(Task description): Give back each entry unchanged, minus pictures.

━━━ Listing

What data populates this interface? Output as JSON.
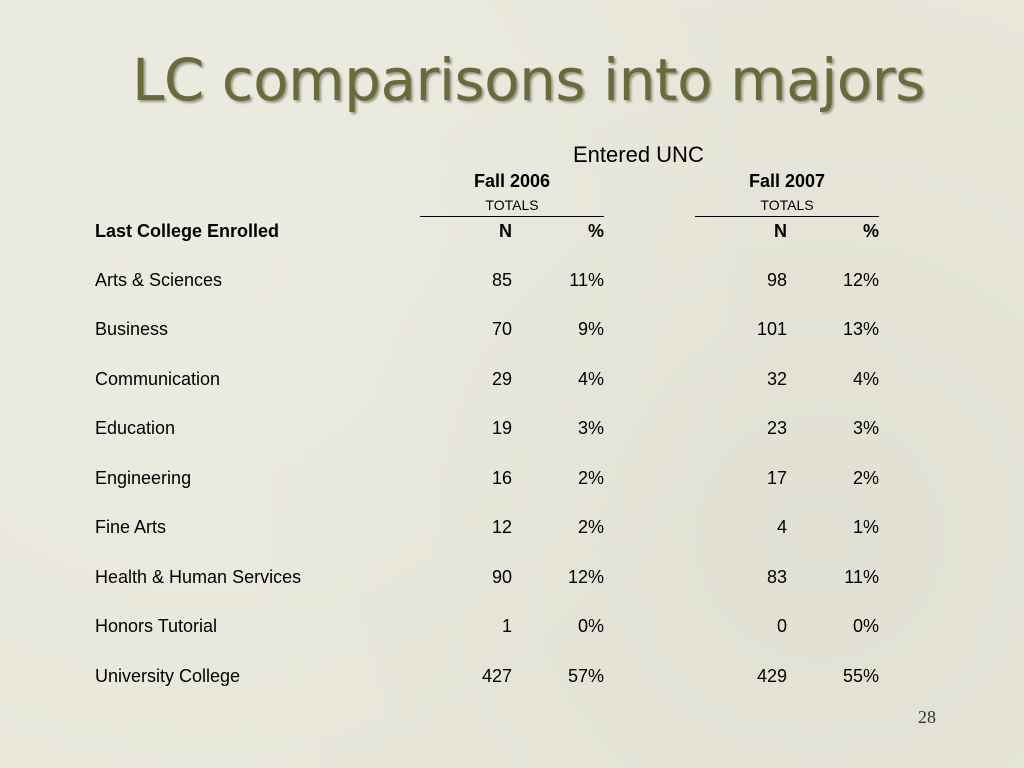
{
  "slide": {
    "title": "LC comparisons into majors",
    "group_header": "Entered UNC",
    "row_header": "Last College Enrolled",
    "page_number": "28"
  },
  "terms": [
    {
      "label": "Fall 2006",
      "sublabel": "TOTALS",
      "n_header": "N",
      "pct_header": "%"
    },
    {
      "label": "Fall 2007",
      "sublabel": "TOTALS",
      "n_header": "N",
      "pct_header": "%"
    }
  ],
  "rows": [
    {
      "college": "Arts & Sciences",
      "fall2006_n": "85",
      "fall2006_pct": "11%",
      "fall2007_n": "98",
      "fall2007_pct": "12%"
    },
    {
      "college": "Business",
      "fall2006_n": "70",
      "fall2006_pct": "9%",
      "fall2007_n": "101",
      "fall2007_pct": "13%"
    },
    {
      "college": "Communication",
      "fall2006_n": "29",
      "fall2006_pct": "4%",
      "fall2007_n": "32",
      "fall2007_pct": "4%"
    },
    {
      "college": "Education",
      "fall2006_n": "19",
      "fall2006_pct": "3%",
      "fall2007_n": "23",
      "fall2007_pct": "3%"
    },
    {
      "college": "Engineering",
      "fall2006_n": "16",
      "fall2006_pct": "2%",
      "fall2007_n": "17",
      "fall2007_pct": "2%"
    },
    {
      "college": "Fine Arts",
      "fall2006_n": "12",
      "fall2006_pct": "2%",
      "fall2007_n": "4",
      "fall2007_pct": "1%"
    },
    {
      "college": "Health & Human Services",
      "fall2006_n": "90",
      "fall2006_pct": "12%",
      "fall2007_n": "83",
      "fall2007_pct": "11%"
    },
    {
      "college": "Honors Tutorial",
      "fall2006_n": "1",
      "fall2006_pct": "0%",
      "fall2007_n": "0",
      "fall2007_pct": "0%"
    },
    {
      "college": "University College",
      "fall2006_n": "427",
      "fall2006_pct": "57%",
      "fall2007_n": "429",
      "fall2007_pct": "55%"
    }
  ],
  "theme": {
    "background": "#e8e7da",
    "title_color": "#6b6a3a",
    "text_color": "#000000"
  }
}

━━━━━━

(Task answer):
What data populates this interface? Output as JSON.
{
  "slide": {
    "title": "LC comparisons into majors",
    "group_header": "Entered UNC",
    "row_header": "Last College Enrolled",
    "page_number": "28"
  },
  "terms": [
    {
      "label": "Fall 2006",
      "sublabel": "TOTALS",
      "n_header": "N",
      "pct_header": "%"
    },
    {
      "label": "Fall 2007",
      "sublabel": "TOTALS",
      "n_header": "N",
      "pct_header": "%"
    }
  ],
  "rows": [
    {
      "college": "Arts & Sciences",
      "fall2006_n": "85",
      "fall2006_pct": "11%",
      "fall2007_n": "98",
      "fall2007_pct": "12%"
    },
    {
      "college": "Business",
      "fall2006_n": "70",
      "fall2006_pct": "9%",
      "fall2007_n": "101",
      "fall2007_pct": "13%"
    },
    {
      "college": "Communication",
      "fall2006_n": "29",
      "fall2006_pct": "4%",
      "fall2007_n": "32",
      "fall2007_pct": "4%"
    },
    {
      "college": "Education",
      "fall2006_n": "19",
      "fall2006_pct": "3%",
      "fall2007_n": "23",
      "fall2007_pct": "3%"
    },
    {
      "college": "Engineering",
      "fall2006_n": "16",
      "fall2006_pct": "2%",
      "fall2007_n": "17",
      "fall2007_pct": "2%"
    },
    {
      "college": "Fine Arts",
      "fall2006_n": "12",
      "fall2006_pct": "2%",
      "fall2007_n": "4",
      "fall2007_pct": "1%"
    },
    {
      "college": "Health & Human Services",
      "fall2006_n": "90",
      "fall2006_pct": "12%",
      "fall2007_n": "83",
      "fall2007_pct": "11%"
    },
    {
      "college": "Honors Tutorial",
      "fall2006_n": "1",
      "fall2006_pct": "0%",
      "fall2007_n": "0",
      "fall2007_pct": "0%"
    },
    {
      "college": "University College",
      "fall2006_n": "427",
      "fall2006_pct": "57%",
      "fall2007_n": "429",
      "fall2007_pct": "55%"
    }
  ],
  "theme": {
    "background": "#e8e7da",
    "title_color": "#6b6a3a",
    "text_color": "#000000"
  }
}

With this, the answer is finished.